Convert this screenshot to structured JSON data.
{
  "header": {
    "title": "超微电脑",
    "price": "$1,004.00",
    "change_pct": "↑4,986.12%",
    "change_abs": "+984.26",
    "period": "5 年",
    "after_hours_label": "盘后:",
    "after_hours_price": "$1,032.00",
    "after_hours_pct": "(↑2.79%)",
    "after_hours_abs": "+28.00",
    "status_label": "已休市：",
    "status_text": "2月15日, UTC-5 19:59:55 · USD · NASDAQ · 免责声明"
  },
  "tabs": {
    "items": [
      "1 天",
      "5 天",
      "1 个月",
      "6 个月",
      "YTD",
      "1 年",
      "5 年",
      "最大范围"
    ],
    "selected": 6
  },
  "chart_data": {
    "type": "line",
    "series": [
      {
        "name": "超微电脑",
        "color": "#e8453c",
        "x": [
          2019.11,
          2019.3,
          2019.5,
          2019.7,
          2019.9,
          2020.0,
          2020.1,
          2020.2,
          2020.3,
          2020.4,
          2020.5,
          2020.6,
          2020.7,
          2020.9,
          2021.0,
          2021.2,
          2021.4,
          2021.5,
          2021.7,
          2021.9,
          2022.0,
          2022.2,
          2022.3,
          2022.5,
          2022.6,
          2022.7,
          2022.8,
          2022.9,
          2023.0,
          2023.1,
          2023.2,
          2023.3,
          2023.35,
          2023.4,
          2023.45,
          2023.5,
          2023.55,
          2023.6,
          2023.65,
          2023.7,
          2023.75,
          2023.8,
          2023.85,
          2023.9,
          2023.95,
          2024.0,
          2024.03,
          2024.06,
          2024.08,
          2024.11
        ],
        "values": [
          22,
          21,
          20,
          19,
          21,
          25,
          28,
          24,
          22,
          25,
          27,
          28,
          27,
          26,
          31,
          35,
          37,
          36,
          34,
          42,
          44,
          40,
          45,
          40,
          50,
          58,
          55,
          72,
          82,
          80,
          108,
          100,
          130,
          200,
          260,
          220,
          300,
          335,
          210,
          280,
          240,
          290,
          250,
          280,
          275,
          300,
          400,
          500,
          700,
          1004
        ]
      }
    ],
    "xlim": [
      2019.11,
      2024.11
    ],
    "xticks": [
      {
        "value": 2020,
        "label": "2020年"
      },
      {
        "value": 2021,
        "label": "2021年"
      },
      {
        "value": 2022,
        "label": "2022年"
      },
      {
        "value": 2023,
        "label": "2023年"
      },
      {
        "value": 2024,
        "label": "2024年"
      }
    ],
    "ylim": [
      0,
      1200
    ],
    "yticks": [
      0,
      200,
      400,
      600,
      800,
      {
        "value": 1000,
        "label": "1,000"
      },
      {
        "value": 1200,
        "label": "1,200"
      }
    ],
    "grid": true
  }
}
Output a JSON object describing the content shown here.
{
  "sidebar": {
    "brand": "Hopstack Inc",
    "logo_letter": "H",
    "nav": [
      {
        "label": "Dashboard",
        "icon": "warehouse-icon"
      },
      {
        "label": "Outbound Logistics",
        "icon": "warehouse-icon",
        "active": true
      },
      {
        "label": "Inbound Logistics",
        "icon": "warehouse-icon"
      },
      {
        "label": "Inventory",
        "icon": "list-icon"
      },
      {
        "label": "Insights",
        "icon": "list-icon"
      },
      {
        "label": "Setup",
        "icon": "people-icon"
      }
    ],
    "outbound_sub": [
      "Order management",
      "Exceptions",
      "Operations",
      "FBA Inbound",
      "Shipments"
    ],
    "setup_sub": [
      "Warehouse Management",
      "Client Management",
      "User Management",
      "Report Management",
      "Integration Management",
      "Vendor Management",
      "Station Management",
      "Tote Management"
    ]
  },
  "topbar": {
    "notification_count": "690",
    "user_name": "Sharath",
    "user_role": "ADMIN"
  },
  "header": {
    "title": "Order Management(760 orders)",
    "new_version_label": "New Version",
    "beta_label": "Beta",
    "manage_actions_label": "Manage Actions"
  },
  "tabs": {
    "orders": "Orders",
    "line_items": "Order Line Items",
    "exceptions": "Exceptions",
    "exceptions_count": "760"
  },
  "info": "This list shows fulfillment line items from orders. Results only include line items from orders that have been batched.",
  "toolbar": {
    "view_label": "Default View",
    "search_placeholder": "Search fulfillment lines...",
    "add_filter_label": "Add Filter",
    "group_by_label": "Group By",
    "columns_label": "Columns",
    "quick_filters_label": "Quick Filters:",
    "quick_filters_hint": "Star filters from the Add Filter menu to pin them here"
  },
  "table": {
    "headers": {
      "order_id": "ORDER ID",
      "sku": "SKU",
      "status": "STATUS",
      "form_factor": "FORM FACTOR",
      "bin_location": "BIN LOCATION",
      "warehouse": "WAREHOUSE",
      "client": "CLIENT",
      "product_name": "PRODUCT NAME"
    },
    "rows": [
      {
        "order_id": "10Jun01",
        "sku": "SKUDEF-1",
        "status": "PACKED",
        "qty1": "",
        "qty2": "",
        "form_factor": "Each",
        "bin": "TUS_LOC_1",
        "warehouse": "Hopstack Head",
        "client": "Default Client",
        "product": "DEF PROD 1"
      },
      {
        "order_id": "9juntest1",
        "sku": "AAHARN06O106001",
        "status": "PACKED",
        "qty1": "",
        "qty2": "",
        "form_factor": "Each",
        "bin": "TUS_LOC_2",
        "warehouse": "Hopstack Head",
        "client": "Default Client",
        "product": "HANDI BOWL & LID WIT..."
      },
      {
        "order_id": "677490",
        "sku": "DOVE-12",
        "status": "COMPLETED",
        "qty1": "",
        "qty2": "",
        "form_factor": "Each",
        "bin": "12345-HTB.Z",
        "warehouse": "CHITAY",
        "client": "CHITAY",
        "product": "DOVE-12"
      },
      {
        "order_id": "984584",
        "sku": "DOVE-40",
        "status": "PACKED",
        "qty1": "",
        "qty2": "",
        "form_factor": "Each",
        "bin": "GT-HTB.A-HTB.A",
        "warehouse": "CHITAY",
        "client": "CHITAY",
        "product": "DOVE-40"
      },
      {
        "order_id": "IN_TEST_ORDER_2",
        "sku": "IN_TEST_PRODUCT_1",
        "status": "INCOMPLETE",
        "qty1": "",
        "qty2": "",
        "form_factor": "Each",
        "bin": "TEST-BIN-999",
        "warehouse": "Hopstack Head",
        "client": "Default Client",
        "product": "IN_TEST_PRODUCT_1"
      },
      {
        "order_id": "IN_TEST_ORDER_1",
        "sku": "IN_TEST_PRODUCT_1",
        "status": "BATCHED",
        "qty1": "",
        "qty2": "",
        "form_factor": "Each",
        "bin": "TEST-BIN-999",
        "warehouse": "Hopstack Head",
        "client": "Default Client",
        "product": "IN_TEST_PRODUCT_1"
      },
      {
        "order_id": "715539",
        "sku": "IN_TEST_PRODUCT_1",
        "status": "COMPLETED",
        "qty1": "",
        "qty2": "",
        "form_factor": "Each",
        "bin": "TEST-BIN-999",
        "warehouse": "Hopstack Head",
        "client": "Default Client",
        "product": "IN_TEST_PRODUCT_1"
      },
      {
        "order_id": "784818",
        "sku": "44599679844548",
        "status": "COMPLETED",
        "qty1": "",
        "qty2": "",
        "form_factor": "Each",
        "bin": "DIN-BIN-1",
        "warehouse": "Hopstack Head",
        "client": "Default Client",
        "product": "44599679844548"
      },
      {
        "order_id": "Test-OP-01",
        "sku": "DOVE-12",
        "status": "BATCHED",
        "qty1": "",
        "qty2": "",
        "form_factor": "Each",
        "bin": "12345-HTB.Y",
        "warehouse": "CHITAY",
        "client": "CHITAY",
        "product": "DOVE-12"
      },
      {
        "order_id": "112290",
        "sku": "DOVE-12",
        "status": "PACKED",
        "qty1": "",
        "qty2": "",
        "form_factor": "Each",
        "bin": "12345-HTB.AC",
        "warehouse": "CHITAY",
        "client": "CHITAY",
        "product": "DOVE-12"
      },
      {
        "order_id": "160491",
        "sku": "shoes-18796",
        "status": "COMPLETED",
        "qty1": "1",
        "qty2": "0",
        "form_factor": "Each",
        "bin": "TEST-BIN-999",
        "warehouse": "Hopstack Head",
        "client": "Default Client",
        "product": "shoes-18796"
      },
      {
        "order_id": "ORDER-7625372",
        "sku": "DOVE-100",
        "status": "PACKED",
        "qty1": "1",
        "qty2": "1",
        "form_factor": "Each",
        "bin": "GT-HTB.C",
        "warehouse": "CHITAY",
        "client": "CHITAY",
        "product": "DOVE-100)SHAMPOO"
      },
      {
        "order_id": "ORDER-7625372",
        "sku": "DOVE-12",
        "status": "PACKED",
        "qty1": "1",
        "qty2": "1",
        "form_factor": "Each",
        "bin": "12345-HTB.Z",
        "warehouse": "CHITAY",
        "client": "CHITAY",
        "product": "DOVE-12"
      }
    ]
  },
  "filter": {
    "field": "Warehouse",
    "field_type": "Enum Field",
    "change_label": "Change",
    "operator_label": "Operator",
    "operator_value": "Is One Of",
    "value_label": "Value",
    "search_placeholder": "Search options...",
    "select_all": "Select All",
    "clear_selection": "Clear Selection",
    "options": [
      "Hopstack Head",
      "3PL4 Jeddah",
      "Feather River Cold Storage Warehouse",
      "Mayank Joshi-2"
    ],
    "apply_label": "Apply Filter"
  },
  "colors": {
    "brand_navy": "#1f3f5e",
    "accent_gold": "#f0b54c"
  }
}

•••

List the lines that contain the word "from".

§ Response to the task:
  "info": "This list shows fulfillment line items from orders. Results only include line items from orders that have been batched.",
    "quick_filters_hint": "Star filters from the Add Filter menu to pin them here"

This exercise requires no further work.